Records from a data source
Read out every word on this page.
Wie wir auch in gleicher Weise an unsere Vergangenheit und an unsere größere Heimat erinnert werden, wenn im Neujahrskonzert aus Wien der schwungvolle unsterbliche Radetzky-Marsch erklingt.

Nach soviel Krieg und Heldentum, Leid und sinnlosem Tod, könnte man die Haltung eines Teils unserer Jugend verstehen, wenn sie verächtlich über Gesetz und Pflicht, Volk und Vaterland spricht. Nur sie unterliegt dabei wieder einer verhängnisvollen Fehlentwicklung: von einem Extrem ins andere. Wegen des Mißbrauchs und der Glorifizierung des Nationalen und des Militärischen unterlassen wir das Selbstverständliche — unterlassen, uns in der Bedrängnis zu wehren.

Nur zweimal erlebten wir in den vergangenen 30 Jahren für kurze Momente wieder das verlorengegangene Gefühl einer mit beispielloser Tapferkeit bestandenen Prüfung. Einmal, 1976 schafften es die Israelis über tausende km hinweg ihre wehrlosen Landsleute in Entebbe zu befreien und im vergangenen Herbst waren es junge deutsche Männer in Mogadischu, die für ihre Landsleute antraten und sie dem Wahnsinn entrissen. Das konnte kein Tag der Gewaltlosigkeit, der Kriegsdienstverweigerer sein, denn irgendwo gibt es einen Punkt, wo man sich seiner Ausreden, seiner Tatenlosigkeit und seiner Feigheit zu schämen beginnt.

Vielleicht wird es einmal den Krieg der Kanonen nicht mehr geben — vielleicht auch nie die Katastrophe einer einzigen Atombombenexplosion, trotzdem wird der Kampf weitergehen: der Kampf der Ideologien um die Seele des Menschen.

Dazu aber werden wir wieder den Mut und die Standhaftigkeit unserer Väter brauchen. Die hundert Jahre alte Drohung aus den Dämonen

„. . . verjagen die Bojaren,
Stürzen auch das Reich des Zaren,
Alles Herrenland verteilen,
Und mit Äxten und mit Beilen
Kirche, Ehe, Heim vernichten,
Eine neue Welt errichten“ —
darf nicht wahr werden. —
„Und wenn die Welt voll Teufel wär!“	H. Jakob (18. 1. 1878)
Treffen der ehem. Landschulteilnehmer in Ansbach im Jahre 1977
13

Aim> Copy out each record exactly as given, omitting none.

Exercise result>
Read out every word on this page.
Wie wir auch in gleicher Weise an unsere Vergangenheit und an unsere größere Heimat erinnert werden, wenn im Neujahrskonzert aus Wien der schwungvolle unsterbliche Radetzky-Marsch erklingt.

Nach soviel Krieg und Heldentum, Leid und sinnlosem Tod, könnte man die Haltung eines Teils unserer Jugend verstehen, wenn sie verächtlich über Gesetz und Pflicht, Volk und Vaterland spricht. Nur sie unterliegt dabei wieder einer verhängnisvollen Fehlentwicklung: von einem Extrem ins andere. Wegen des Mißbrauchs und der Glorifizierung des Nationalen und des Militärischen unterlassen wir das Selbstverständliche — unterlassen, uns in der Bedrängnis zu wehren.

Nur zweimal erlebten wir in den vergangenen 30 Jahren für kurze Momente wieder das verlorengegangene Gefühl einer mit beispielloser Tapferkeit bestandenen Prüfung. Einmal, 1976 schafften es die Israelis über tausende km hinweg ihre wehrlosen Landsleute in Entebbe zu befreien und im vergangenen Herbst waren es junge deutsche Männer in Mogadischu, die für ihre Landsleute antraten und sie dem Wahnsinn entrissen. Das konnte kein Tag der Gewaltlosigkeit, der Kriegsdienstverweigerer sein, denn irgendwo gibt es einen Punkt, wo man sich seiner Ausreden, seiner Tatenlosigkeit und seiner Feigheit zu schämen beginnt.

Vielleicht wird es einmal den Krieg der Kanonen nicht mehr geben — vielleicht auch nie die Katastrophe einer einzigen Atombombenexplosion, trotzdem wird der Kampf weitergehen: der Kampf der Ideologien um die Seele des Menschen.

Dazu aber werden wir wieder den Mut und die Standhaftigkeit unserer Väter brauchen. Die hundert Jahre alte Drohung aus den Dämonen

„. . . verjagen die Bojaren,
Stürzen auch das Reich des Zaren,
Alles Herrenland verteilen,
Und mit Äxten und mit Beilen
Kirche, Ehe, Heim vernichten,
Eine neue Welt errichten“ —
darf nicht wahr werden. —
„Und wenn die Welt voll Teufel wär!“	H. Jakob (18. 1. 1878)
Treffen der ehem. Landschulteilnehmer in Ansbach im Jahre 1977
13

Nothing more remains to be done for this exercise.